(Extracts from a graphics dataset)
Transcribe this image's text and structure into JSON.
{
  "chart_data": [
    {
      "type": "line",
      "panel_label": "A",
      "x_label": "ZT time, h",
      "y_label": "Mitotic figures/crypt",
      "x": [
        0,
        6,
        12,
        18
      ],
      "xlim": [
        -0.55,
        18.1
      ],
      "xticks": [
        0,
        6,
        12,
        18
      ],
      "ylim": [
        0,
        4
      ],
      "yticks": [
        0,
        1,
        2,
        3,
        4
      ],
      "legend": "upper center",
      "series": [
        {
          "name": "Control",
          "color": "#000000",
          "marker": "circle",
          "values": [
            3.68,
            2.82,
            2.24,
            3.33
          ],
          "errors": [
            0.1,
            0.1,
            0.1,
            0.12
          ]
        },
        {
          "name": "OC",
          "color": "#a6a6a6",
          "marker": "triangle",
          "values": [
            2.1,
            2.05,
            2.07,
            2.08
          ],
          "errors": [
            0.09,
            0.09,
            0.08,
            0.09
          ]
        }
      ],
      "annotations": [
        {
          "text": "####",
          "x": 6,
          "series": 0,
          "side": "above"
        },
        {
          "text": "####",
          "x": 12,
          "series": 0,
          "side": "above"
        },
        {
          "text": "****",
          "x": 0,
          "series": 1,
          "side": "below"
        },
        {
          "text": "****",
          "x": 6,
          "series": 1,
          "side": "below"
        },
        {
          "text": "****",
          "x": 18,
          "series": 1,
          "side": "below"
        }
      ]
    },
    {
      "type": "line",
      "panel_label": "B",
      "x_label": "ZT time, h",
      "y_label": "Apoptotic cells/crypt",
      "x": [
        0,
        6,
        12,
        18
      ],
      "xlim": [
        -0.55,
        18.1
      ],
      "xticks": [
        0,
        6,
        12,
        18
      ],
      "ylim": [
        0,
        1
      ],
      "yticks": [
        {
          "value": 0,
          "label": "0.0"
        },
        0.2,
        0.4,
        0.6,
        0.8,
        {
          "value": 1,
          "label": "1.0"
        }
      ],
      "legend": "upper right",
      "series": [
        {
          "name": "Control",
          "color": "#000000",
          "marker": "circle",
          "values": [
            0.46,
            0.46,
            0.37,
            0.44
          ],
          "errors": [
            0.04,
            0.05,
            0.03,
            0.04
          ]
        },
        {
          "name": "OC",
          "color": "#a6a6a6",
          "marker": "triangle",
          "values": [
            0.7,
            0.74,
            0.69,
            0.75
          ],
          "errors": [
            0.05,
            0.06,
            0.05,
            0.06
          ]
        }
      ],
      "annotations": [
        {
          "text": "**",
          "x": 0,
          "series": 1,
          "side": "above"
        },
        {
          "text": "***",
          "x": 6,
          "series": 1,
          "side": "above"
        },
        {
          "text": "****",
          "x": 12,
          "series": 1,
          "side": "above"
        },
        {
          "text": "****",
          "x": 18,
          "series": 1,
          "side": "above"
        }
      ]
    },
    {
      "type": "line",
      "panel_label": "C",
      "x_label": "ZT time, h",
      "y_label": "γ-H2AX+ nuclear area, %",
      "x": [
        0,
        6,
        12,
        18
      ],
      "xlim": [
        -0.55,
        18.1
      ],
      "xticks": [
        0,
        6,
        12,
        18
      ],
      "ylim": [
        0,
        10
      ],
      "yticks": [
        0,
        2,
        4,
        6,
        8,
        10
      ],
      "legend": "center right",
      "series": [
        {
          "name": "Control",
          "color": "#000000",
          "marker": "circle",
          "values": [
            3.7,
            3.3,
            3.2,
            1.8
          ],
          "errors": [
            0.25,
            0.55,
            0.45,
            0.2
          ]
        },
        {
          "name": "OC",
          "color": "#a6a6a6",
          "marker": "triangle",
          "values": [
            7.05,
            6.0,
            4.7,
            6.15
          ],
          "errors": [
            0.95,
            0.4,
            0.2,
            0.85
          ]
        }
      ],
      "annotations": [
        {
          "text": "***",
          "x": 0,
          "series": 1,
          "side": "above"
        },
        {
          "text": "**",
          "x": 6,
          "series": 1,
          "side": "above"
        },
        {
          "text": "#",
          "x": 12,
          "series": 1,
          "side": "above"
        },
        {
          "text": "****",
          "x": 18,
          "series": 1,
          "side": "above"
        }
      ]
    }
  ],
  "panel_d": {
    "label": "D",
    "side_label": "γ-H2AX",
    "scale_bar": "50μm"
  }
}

Work to complete: Give back every line of the data above exactly as written.

Task solution:
Transcribe this image's text and structure into JSON.
{
  "chart_data": [
    {
      "type": "line",
      "panel_label": "A",
      "x_label": "ZT time, h",
      "y_label": "Mitotic figures/crypt",
      "x": [
        0,
        6,
        12,
        18
      ],
      "xlim": [
        -0.55,
        18.1
      ],
      "xticks": [
        0,
        6,
        12,
        18
      ],
      "ylim": [
        0,
        4
      ],
      "yticks": [
        0,
        1,
        2,
        3,
        4
      ],
      "legend": "upper center",
      "series": [
        {
          "name": "Control",
          "color": "#000000",
          "marker": "circle",
          "values": [
            3.68,
            2.82,
            2.24,
            3.33
          ],
          "errors": [
            0.1,
            0.1,
            0.1,
            0.12
          ]
        },
        {
          "name": "OC",
          "color": "#a6a6a6",
          "marker": "triangle",
          "values": [
            2.1,
            2.05,
            2.07,
            2.08
          ],
          "errors": [
            0.09,
            0.09,
            0.08,
            0.09
          ]
        }
      ],
      "annotations": [
        {
          "text": "####",
          "x": 6,
          "series": 0,
          "side": "above"
        },
        {
          "text": "####",
          "x": 12,
          "series": 0,
          "side": "above"
        },
        {
          "text": "****",
          "x": 0,
          "series": 1,
          "side": "below"
        },
        {
          "text": "****",
          "x": 6,
          "series": 1,
          "side": "below"
        },
        {
          "text": "****",
          "x": 18,
          "series": 1,
          "side": "below"
        }
      ]
    },
    {
      "type": "line",
      "panel_label": "B",
      "x_label": "ZT time, h",
      "y_label": "Apoptotic cells/crypt",
      "x": [
        0,
        6,
        12,
        18
      ],
      "xlim": [
        -0.55,
        18.1
      ],
      "xticks": [
        0,
        6,
        12,
        18
      ],
      "ylim": [
        0,
        1
      ],
      "yticks": [
        {
          "value": 0,
          "label": "0.0"
        },
        0.2,
        0.4,
        0.6,
        0.8,
        {
          "value": 1,
          "label": "1.0"
        }
      ],
      "legend": "upper right",
      "series": [
        {
          "name": "Control",
          "color": "#000000",
          "marker": "circle",
          "values": [
            0.46,
            0.46,
            0.37,
            0.44
          ],
          "errors": [
            0.04,
            0.05,
            0.03,
            0.04
          ]
        },
        {
          "name": "OC",
          "color": "#a6a6a6",
          "marker": "triangle",
          "values": [
            0.7,
            0.74,
            0.69,
            0.75
          ],
          "errors": [
            0.05,
            0.06,
            0.05,
            0.06
          ]
        }
      ],
      "annotations": [
        {
          "text": "**",
          "x": 0,
          "series": 1,
          "side": "above"
        },
        {
          "text": "***",
          "x": 6,
          "series": 1,
          "side": "above"
        },
        {
          "text": "****",
          "x": 12,
          "series": 1,
          "side": "above"
        },
        {
          "text": "****",
          "x": 18,
          "series": 1,
          "side": "above"
        }
      ]
    },
    {
      "type": "line",
      "panel_label": "C",
      "x_label": "ZT time, h",
      "y_label": "γ-H2AX+ nuclear area, %",
      "x": [
        0,
        6,
        12,
        18
      ],
      "xlim": [
        -0.55,
        18.1
      ],
      "xticks": [
        0,
        6,
        12,
        18
      ],
      "ylim": [
        0,
        10
      ],
      "yticks": [
        0,
        2,
        4,
        6,
        8,
        10
      ],
      "legend": "center right",
      "series": [
        {
          "name": "Control",
          "color": "#000000",
          "marker": "circle",
          "values": [
            3.7,
            3.3,
            3.2,
            1.8
          ],
          "errors": [
            0.25,
            0.55,
            0.45,
            0.2
          ]
        },
        {
          "name": "OC",
          "color": "#a6a6a6",
          "marker": "triangle",
          "values": [
            7.05,
            6.0,
            4.7,
            6.15
          ],
          "errors": [
            0.95,
            0.4,
            0.2,
            0.85
          ]
        }
      ],
      "annotations": [
        {
          "text": "***",
          "x": 0,
          "series": 1,
          "side": "above"
        },
        {
          "text": "**",
          "x": 6,
          "series": 1,
          "side": "above"
        },
        {
          "text": "#",
          "x": 12,
          "series": 1,
          "side": "above"
        },
        {
          "text": "****",
          "x": 18,
          "series": 1,
          "side": "above"
        }
      ]
    }
  ],
  "panel_d": {
    "label": "D",
    "side_label": "γ-H2AX",
    "scale_bar": "50μm"
  }
}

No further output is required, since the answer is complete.